Lines of data:
***

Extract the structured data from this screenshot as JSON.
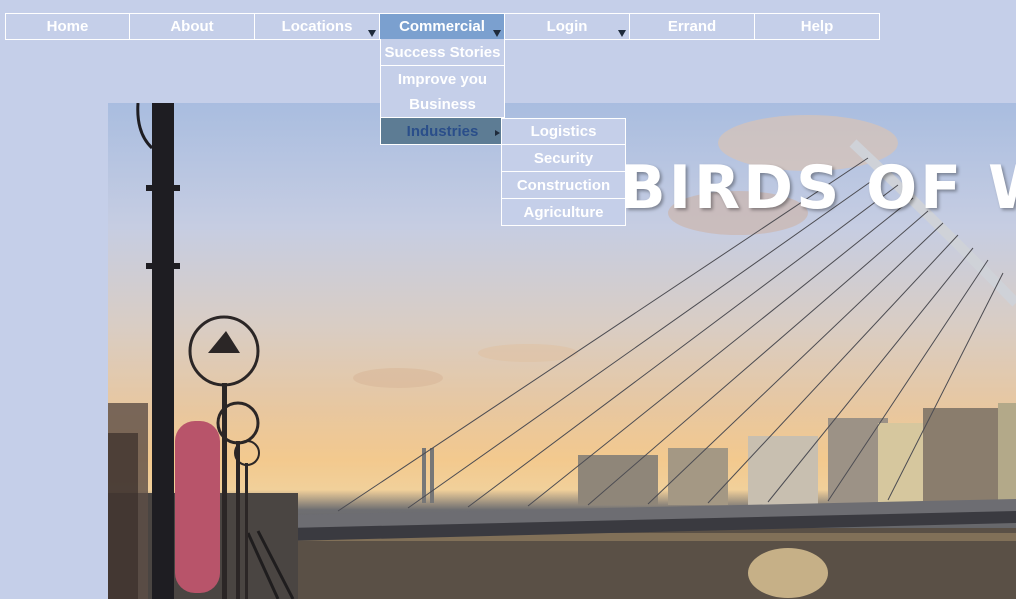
{
  "nav": {
    "items": [
      {
        "label": "Home",
        "has_submenu": false
      },
      {
        "label": "About",
        "has_submenu": false
      },
      {
        "label": "Locations",
        "has_submenu": true
      },
      {
        "label": "Commercial",
        "has_submenu": true,
        "active": true
      },
      {
        "label": "Login",
        "has_submenu": true
      },
      {
        "label": "Errand",
        "has_submenu": false
      },
      {
        "label": "Help",
        "has_submenu": false
      }
    ]
  },
  "commercial_menu": {
    "items": [
      "Success Stories",
      "Improve you Business",
      "Industries"
    ]
  },
  "industries_menu": {
    "items": [
      "Logistics",
      "Security",
      "Construction",
      "Agriculture"
    ]
  },
  "hero": {
    "title": "BIRDS OF W"
  },
  "colors": {
    "background": "#c5cfe9",
    "active_nav": "#7ba0cf",
    "selected_menu": "#5d7c94",
    "border": "#ffffff"
  }
}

***

▸ TASK OBJECTIVE
Transcribe all the data word for word; the images stay out.

▸ FINAL ANSWER
Extract the structured data from this screenshot as JSON.
{
  "nav": {
    "items": [
      {
        "label": "Home",
        "has_submenu": false
      },
      {
        "label": "About",
        "has_submenu": false
      },
      {
        "label": "Locations",
        "has_submenu": true
      },
      {
        "label": "Commercial",
        "has_submenu": true,
        "active": true
      },
      {
        "label": "Login",
        "has_submenu": true
      },
      {
        "label": "Errand",
        "has_submenu": false
      },
      {
        "label": "Help",
        "has_submenu": false
      }
    ]
  },
  "commercial_menu": {
    "items": [
      "Success Stories",
      "Improve you Business",
      "Industries"
    ]
  },
  "industries_menu": {
    "items": [
      "Logistics",
      "Security",
      "Construction",
      "Agriculture"
    ]
  },
  "hero": {
    "title": "BIRDS OF W"
  },
  "colors": {
    "background": "#c5cfe9",
    "active_nav": "#7ba0cf",
    "selected_menu": "#5d7c94",
    "border": "#ffffff"
  }
}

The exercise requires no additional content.